→ **Requirements**
Using the entries that follow, count the lines containing the word "Parental" and give that number by itself.

--*--

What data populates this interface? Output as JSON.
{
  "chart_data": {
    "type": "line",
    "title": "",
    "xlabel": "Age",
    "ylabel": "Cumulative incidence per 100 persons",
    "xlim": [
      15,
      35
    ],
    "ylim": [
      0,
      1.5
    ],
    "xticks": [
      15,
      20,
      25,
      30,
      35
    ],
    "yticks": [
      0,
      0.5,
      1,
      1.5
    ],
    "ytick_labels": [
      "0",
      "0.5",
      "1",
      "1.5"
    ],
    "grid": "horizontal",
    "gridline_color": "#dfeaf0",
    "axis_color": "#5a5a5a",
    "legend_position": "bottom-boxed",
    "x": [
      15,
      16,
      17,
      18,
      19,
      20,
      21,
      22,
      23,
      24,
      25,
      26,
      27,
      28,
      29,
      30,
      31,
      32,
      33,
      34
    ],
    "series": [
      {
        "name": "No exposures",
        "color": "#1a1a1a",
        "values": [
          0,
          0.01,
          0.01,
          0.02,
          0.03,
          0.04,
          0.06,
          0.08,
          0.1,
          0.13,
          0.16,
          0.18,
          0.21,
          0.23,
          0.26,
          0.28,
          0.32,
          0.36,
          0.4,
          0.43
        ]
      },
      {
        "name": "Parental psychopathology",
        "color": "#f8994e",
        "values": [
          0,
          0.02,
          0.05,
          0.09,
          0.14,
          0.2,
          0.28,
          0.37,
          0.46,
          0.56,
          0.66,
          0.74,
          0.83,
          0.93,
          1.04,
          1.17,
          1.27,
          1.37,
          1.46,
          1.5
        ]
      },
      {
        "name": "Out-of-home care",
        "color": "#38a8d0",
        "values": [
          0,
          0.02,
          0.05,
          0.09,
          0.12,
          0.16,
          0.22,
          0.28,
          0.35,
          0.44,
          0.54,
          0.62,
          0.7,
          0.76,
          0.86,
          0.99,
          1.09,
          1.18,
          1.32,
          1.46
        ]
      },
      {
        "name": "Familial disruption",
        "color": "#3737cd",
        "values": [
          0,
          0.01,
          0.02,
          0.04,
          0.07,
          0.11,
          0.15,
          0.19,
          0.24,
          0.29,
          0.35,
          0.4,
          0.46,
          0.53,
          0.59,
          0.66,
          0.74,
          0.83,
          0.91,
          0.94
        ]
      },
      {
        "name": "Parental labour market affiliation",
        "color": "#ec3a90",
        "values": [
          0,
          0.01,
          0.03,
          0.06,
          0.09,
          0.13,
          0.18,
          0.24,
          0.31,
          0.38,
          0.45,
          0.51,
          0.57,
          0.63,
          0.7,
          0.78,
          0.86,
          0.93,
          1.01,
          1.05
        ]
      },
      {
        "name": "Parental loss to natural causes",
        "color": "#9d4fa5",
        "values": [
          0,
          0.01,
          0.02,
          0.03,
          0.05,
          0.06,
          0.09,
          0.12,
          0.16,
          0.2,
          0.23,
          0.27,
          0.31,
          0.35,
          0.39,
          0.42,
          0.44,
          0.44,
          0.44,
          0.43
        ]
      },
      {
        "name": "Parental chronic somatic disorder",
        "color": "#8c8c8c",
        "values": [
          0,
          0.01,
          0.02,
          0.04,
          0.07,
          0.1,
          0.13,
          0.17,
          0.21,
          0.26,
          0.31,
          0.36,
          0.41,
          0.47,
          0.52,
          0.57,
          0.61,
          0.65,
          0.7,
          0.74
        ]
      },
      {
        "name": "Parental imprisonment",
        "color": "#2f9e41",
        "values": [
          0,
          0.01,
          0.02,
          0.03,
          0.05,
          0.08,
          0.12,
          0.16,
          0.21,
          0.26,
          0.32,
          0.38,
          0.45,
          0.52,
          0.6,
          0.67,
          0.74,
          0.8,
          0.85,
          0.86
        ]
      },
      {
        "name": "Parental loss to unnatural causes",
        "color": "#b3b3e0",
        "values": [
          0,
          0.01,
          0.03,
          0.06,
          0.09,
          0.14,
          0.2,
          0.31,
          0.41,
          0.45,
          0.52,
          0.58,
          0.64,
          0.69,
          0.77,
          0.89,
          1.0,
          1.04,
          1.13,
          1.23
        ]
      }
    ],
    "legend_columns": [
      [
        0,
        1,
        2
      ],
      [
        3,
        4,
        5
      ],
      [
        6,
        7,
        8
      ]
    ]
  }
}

--*--

→ **Output of the task**
6